- _Stated task_
Set down each record below precisely, skipping the pictures.

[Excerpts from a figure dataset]

────────────────────

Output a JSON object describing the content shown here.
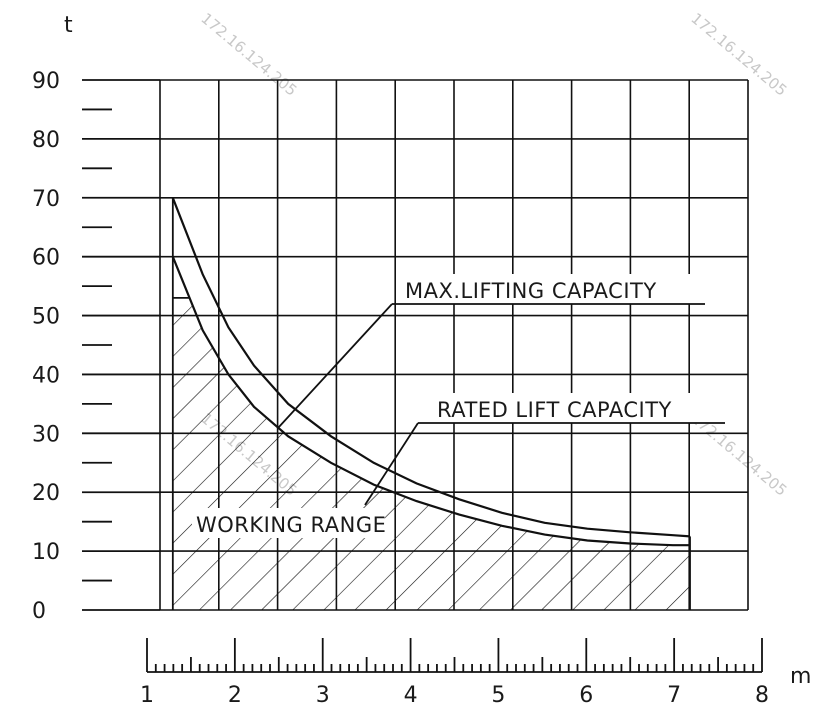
{
  "chart_data": {
    "type": "line",
    "xlabel": "m",
    "ylabel": "t",
    "xlim": [
      1,
      8
    ],
    "ylim": [
      0,
      90
    ],
    "x_ticks": [
      "1",
      "2",
      "3",
      "4",
      "5",
      "6",
      "7",
      "8"
    ],
    "y_ticks": [
      "0",
      "10",
      "20",
      "30",
      "40",
      "50",
      "60",
      "70",
      "80",
      "90"
    ],
    "series": [
      {
        "name": "MAX.LIFTING CAPACITY",
        "x": [
          1.15,
          1.5,
          1.8,
          2.1,
          2.5,
          3.0,
          3.5,
          4.0,
          4.5,
          5.0,
          5.5,
          6.0,
          6.5,
          7.0,
          7.2
        ],
        "y": [
          70,
          57,
          48,
          41.5,
          35,
          29.5,
          25,
          21.5,
          18.8,
          16.5,
          14.8,
          13.8,
          13.2,
          12.7,
          12.5
        ]
      },
      {
        "name": "RATED LIFT CAPACITY",
        "x": [
          1.15,
          1.5,
          1.8,
          2.1,
          2.5,
          3.0,
          3.5,
          4.0,
          4.5,
          5.0,
          5.5,
          6.0,
          6.5,
          7.0,
          7.2
        ],
        "y": [
          60,
          47.5,
          40,
          34.5,
          29.5,
          25,
          21.3,
          18.5,
          16.2,
          14.3,
          12.8,
          11.8,
          11.3,
          11.0,
          11.0
        ]
      }
    ],
    "working_range": {
      "label": "WORKING RANGE",
      "plateau_y": 53,
      "plateau_x": [
        1.15,
        1.35
      ],
      "x_end": 7.2
    },
    "annotations": [
      "MAX.LIFTING CAPACITY",
      "RATED LIFT CAPACITY",
      "WORKING RANGE"
    ],
    "grid": true
  },
  "watermark": {
    "text": "172.16.124.205"
  }
}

────────────────────

- _Task response_
Output a JSON object describing the content shown here.
{
  "chart_data": {
    "type": "line",
    "xlabel": "m",
    "ylabel": "t",
    "xlim": [
      1,
      8
    ],
    "ylim": [
      0,
      90
    ],
    "x_ticks": [
      "1",
      "2",
      "3",
      "4",
      "5",
      "6",
      "7",
      "8"
    ],
    "y_ticks": [
      "0",
      "10",
      "20",
      "30",
      "40",
      "50",
      "60",
      "70",
      "80",
      "90"
    ],
    "series": [
      {
        "name": "MAX.LIFTING CAPACITY",
        "x": [
          1.15,
          1.5,
          1.8,
          2.1,
          2.5,
          3.0,
          3.5,
          4.0,
          4.5,
          5.0,
          5.5,
          6.0,
          6.5,
          7.0,
          7.2
        ],
        "y": [
          70,
          57,
          48,
          41.5,
          35,
          29.5,
          25,
          21.5,
          18.8,
          16.5,
          14.8,
          13.8,
          13.2,
          12.7,
          12.5
        ]
      },
      {
        "name": "RATED LIFT CAPACITY",
        "x": [
          1.15,
          1.5,
          1.8,
          2.1,
          2.5,
          3.0,
          3.5,
          4.0,
          4.5,
          5.0,
          5.5,
          6.0,
          6.5,
          7.0,
          7.2
        ],
        "y": [
          60,
          47.5,
          40,
          34.5,
          29.5,
          25,
          21.3,
          18.5,
          16.2,
          14.3,
          12.8,
          11.8,
          11.3,
          11.0,
          11.0
        ]
      }
    ],
    "working_range": {
      "label": "WORKING RANGE",
      "plateau_y": 53,
      "plateau_x": [
        1.15,
        1.35
      ],
      "x_end": 7.2
    },
    "annotations": [
      "MAX.LIFTING CAPACITY",
      "RATED LIFT CAPACITY",
      "WORKING RANGE"
    ],
    "grid": true
  },
  "watermark": {
    "text": "172.16.124.205"
  }
}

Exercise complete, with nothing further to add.